[Rows taken from a layout dataset]
################

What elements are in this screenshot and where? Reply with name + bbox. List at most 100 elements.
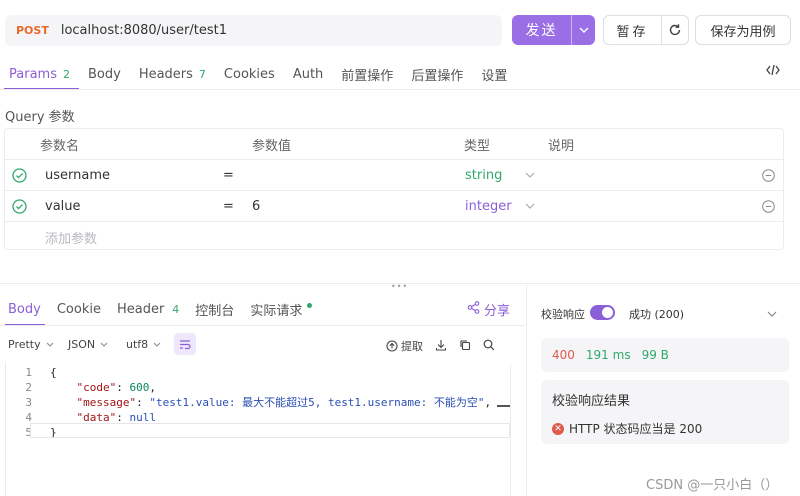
tab-label: Headers — [138, 66, 193, 82]
code-icon[interactable] — [766, 64, 780, 80]
scroll-marker — [497, 405, 510, 407]
header-desc: 说明 — [548, 138, 575, 154]
share-button[interactable]: 分享 — [467, 300, 510, 319]
lang-select[interactable]: JSON — [68, 338, 108, 351]
search-icon[interactable] — [483, 339, 495, 354]
tab-label: 设置 — [481, 68, 508, 84]
copy-icon[interactable] — [459, 339, 471, 354]
tab-label: Body — [87, 66, 121, 82]
param-equals: = — [223, 167, 234, 183]
tab-post-actions[interactable]: 后置操作 — [402, 60, 472, 88]
check-circle-icon[interactable] — [12, 160, 27, 190]
table-row: username = string — [5, 160, 783, 191]
send-button-label: 发送 — [525, 23, 558, 39]
response-tabs-divider — [0, 325, 525, 326]
tab-badge: 4 — [172, 302, 180, 316]
response-size: 99 B — [641, 348, 669, 362]
error-icon: ✕ — [552, 422, 564, 435]
header-name: 参数名 — [40, 138, 80, 154]
tab-label: Auth — [292, 66, 324, 82]
tab-cookies[interactable]: Cookies — [215, 60, 284, 88]
editor-scrollbar[interactable] — [510, 365, 511, 495]
param-name[interactable]: username — [45, 160, 110, 190]
param-type[interactable]: string — [465, 160, 502, 190]
refresh-icon[interactable] — [662, 23, 688, 37]
remove-icon[interactable] — [762, 191, 775, 221]
params-table: 参数名 参数值 类型 说明 username = string value = … — [4, 128, 784, 250]
status-dot — [307, 302, 313, 308]
validate-toggle[interactable] — [590, 305, 615, 320]
url-input[interactable]: localhost:8080/user/test1 — [61, 23, 227, 38]
json-key: "message" — [76, 396, 137, 409]
tab-params[interactable]: Params 2 — [0, 60, 79, 90]
extract-icon — [386, 340, 398, 352]
save-button[interactable]: 暂存 — [604, 16, 662, 44]
send-button[interactable]: 发送 — [512, 15, 595, 45]
download-icon[interactable] — [435, 339, 447, 354]
chevron-down-icon[interactable] — [572, 27, 595, 33]
chevron-down-icon — [46, 342, 53, 347]
param-type[interactable]: integer — [465, 191, 512, 221]
tab-label: 控制台 — [195, 303, 235, 319]
line-numbers: 1 2 3 4 5 — [6, 365, 32, 440]
validation-result-text: HTTP 状态码应当是 200 — [569, 422, 703, 436]
tab-response-cookie[interactable]: Cookie — [49, 295, 109, 323]
chevron-down-icon[interactable] — [767, 306, 777, 321]
tab-label: Params — [9, 66, 57, 82]
tab-badge: 7 — [198, 67, 206, 81]
encoding-select[interactable]: utf8 — [126, 338, 161, 351]
tab-label: Header — [116, 301, 165, 317]
tab-label: 后置操作 — [411, 68, 464, 84]
tab-body[interactable]: Body — [79, 60, 130, 88]
validate-status[interactable]: 成功 (200) — [629, 306, 684, 322]
share-label: 分享 — [484, 304, 511, 319]
response-tabs: Body Cookie Header 4 控制台 实际请求 — [0, 295, 320, 326]
tab-label: 实际请求 — [250, 303, 303, 319]
line-number: 5 — [25, 426, 32, 439]
tab-auth[interactable]: Auth — [284, 60, 332, 88]
url-bar[interactable]: POST localhost:8080/user/test1 — [5, 15, 502, 46]
current-line-highlight — [30, 423, 510, 438]
json-string: "test1.value: 最大不能超过5, test1.username: 不… — [149, 396, 485, 409]
chevron-down-icon[interactable] — [525, 191, 535, 221]
param-value[interactable]: 6 — [252, 191, 260, 221]
validate-response-label: 校验响应 — [541, 308, 585, 321]
param-name[interactable]: value — [45, 191, 81, 221]
tab-pre-actions[interactable]: 前置操作 — [332, 60, 402, 88]
tab-response-header[interactable]: Header 4 — [109, 295, 187, 323]
remove-icon[interactable] — [762, 160, 775, 190]
tab-response-body[interactable]: Body — [0, 295, 49, 326]
tab-headers[interactable]: Headers 7 — [130, 60, 215, 88]
check-circle-icon[interactable] — [12, 191, 27, 221]
request-tabs: Params 2 Body Headers 7 Cookies Auth 前置操… — [0, 60, 516, 90]
extract-label: 提取 — [401, 340, 423, 353]
chevron-down-icon — [100, 342, 108, 347]
header-type: 类型 — [464, 138, 491, 154]
table-row: value = 6 integer — [5, 191, 783, 222]
chevron-down-icon[interactable] — [525, 160, 535, 190]
tab-actual-request[interactable]: 实际请求 — [242, 295, 320, 323]
validation-result-card: 校验响应结果 ✕ HTTP 状态码应当是 200 — [541, 380, 789, 444]
pretty-select[interactable]: Pretty — [8, 338, 54, 351]
chevron-down-icon — [153, 342, 161, 347]
line-number: 4 — [25, 411, 32, 424]
table-row-add[interactable]: 添加参数 — [5, 222, 783, 253]
extract-button[interactable]: 提取 — [386, 338, 423, 354]
line-number: 2 — [25, 381, 32, 394]
tab-settings[interactable]: 设置 — [472, 60, 516, 88]
line-number: 3 — [25, 396, 32, 409]
table-header-row: 参数名 参数值 类型 说明 — [5, 129, 783, 160]
watermark: CSDN @一只小白（） — [646, 478, 779, 493]
wrap-lines-icon[interactable] — [174, 333, 196, 355]
save-as-case-button[interactable]: 保存为用例 — [695, 15, 791, 45]
add-param-placeholder[interactable]: 添加参数 — [45, 222, 97, 252]
tab-badge: 2 — [62, 67, 70, 81]
drag-handle-icon[interactable]: ••• — [391, 282, 408, 291]
tab-label: Cookie — [56, 301, 101, 317]
header-value: 参数值 — [252, 138, 292, 154]
code-line: "message": "test1.value: 最大不能超过5, test1.… — [76, 396, 492, 409]
tab-console[interactable]: 控制台 — [187, 295, 242, 323]
panel-splitter[interactable] — [526, 285, 527, 496]
method-select[interactable]: POST — [16, 24, 49, 37]
save-group: 暂存 — [603, 15, 689, 45]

################

● **Prompt**
Reproduce the listing above word for word, leaving out the picture.

● **Answer in full**
What elements are in this screenshot and where? Reply with name + bbox. List at most 100 elements.
tab-label: Headers — [138, 66, 193, 82]
code-icon[interactable] — [766, 64, 780, 80]
scroll-marker — [497, 405, 510, 407]
header-desc: 说明 — [548, 138, 575, 154]
share-button[interactable]: 分享 — [467, 300, 510, 319]
lang-select[interactable]: JSON — [68, 338, 108, 351]
search-icon[interactable] — [483, 339, 495, 354]
tab-label: 设置 — [481, 68, 508, 84]
copy-icon[interactable] — [459, 339, 471, 354]
tab-label: Body — [87, 66, 121, 82]
param-equals: = — [223, 167, 234, 183]
tab-post-actions[interactable]: 后置操作 — [402, 60, 472, 88]
check-circle-icon[interactable] — [12, 160, 27, 190]
table-row: username = string — [5, 160, 783, 191]
send-button-label: 发送 — [525, 23, 558, 39]
response-tabs-divider — [0, 325, 525, 326]
tab-badge: 4 — [172, 302, 180, 316]
response-size: 99 B — [641, 348, 669, 362]
error-icon: ✕ — [552, 422, 564, 435]
header-name: 参数名 — [40, 138, 80, 154]
tab-label: Auth — [292, 66, 324, 82]
tab-cookies[interactable]: Cookies — [215, 60, 284, 88]
editor-scrollbar[interactable] — [510, 365, 511, 495]
param-name[interactable]: username — [45, 160, 110, 190]
param-type[interactable]: string — [465, 160, 502, 190]
refresh-icon[interactable] — [662, 23, 688, 37]
remove-icon[interactable] — [762, 191, 775, 221]
params-table: 参数名 参数值 类型 说明 username = string value = … — [4, 128, 784, 250]
status-dot — [307, 302, 313, 308]
validate-toggle[interactable] — [590, 305, 615, 320]
url-input[interactable]: localhost:8080/user/test1 — [61, 23, 227, 38]
json-key: "message" — [76, 396, 137, 409]
tab-params[interactable]: Params 2 — [0, 60, 79, 90]
extract-icon — [386, 340, 398, 352]
save-button[interactable]: 暂存 — [604, 16, 662, 44]
send-button[interactable]: 发送 — [512, 15, 595, 45]
download-icon[interactable] — [435, 339, 447, 354]
chevron-down-icon[interactable] — [572, 27, 595, 33]
chevron-down-icon — [46, 342, 53, 347]
param-type[interactable]: integer — [465, 191, 512, 221]
tab-label: 控制台 — [195, 303, 235, 319]
line-numbers: 1 2 3 4 5 — [6, 365, 32, 440]
validation-result-text: HTTP 状态码应当是 200 — [569, 422, 703, 436]
tab-response-cookie[interactable]: Cookie — [49, 295, 109, 323]
chevron-down-icon[interactable] — [767, 306, 777, 321]
tab-label: Params — [9, 66, 57, 82]
tab-badge: 7 — [198, 67, 206, 81]
encoding-select[interactable]: utf8 — [126, 338, 161, 351]
tab-label: Header — [116, 301, 165, 317]
tab-label: 后置操作 — [411, 68, 464, 84]
tab-body[interactable]: Body — [79, 60, 130, 88]
validate-status[interactable]: 成功 (200) — [629, 306, 684, 322]
share-label: 分享 — [484, 304, 511, 319]
response-tabs: Body Cookie Header 4 控制台 实际请求 — [0, 295, 320, 326]
tab-label: 实际请求 — [250, 303, 303, 319]
line-number: 5 — [25, 426, 32, 439]
tab-auth[interactable]: Auth — [284, 60, 332, 88]
url-bar[interactable]: POST localhost:8080/user/test1 — [5, 15, 502, 46]
current-line-highlight — [30, 423, 510, 438]
json-string: "test1.value: 最大不能超过5, test1.username: 不… — [149, 396, 485, 409]
chevron-down-icon[interactable] — [525, 191, 535, 221]
param-value[interactable]: 6 — [252, 191, 260, 221]
validate-response-label: 校验响应 — [541, 308, 585, 321]
param-name[interactable]: value — [45, 191, 81, 221]
tab-pre-actions[interactable]: 前置操作 — [332, 60, 402, 88]
tab-response-header[interactable]: Header 4 — [109, 295, 187, 323]
remove-icon[interactable] — [762, 160, 775, 190]
tab-response-body[interactable]: Body — [0, 295, 49, 326]
tab-headers[interactable]: Headers 7 — [130, 60, 215, 88]
check-circle-icon[interactable] — [12, 191, 27, 221]
request-tabs: Params 2 Body Headers 7 Cookies Auth 前置操… — [0, 60, 516, 90]
extract-label: 提取 — [401, 340, 423, 353]
chevron-down-icon — [100, 342, 108, 347]
header-type: 类型 — [464, 138, 491, 154]
table-row: value = 6 integer — [5, 191, 783, 222]
chevron-down-icon[interactable] — [525, 160, 535, 190]
tab-actual-request[interactable]: 实际请求 — [242, 295, 320, 323]
validation-result-card: 校验响应结果 ✕ HTTP 状态码应当是 200 — [541, 380, 789, 444]
pretty-select[interactable]: Pretty — [8, 338, 54, 351]
chevron-down-icon — [153, 342, 161, 347]
line-number: 4 — [25, 411, 32, 424]
table-row-add[interactable]: 添加参数 — [5, 222, 783, 253]
extract-button[interactable]: 提取 — [386, 338, 423, 354]
line-number: 2 — [25, 381, 32, 394]
tab-settings[interactable]: 设置 — [472, 60, 516, 88]
line-number: 3 — [25, 396, 32, 409]
table-header-row: 参数名 参数值 类型 说明 — [5, 129, 783, 160]
watermark: CSDN @一只小白（） — [646, 478, 779, 493]
wrap-lines-icon[interactable] — [174, 333, 196, 355]
save-as-case-button[interactable]: 保存为用例 — [695, 15, 791, 45]
add-param-placeholder[interactable]: 添加参数 — [45, 222, 97, 252]
tab-badge: 2 — [62, 67, 70, 81]
drag-handle-icon[interactable]: ••• — [391, 282, 408, 291]
tab-label: Cookie — [56, 301, 101, 317]
header-value: 参数值 — [252, 138, 292, 154]
code-line: "message": "test1.value: 最大不能超过5, test1.… — [76, 396, 492, 409]
tab-console[interactable]: 控制台 — [187, 295, 242, 323]
panel-splitter[interactable] — [526, 285, 527, 496]
method-select[interactable]: POST — [16, 24, 49, 37]
save-group: 暂存 — [603, 15, 689, 45]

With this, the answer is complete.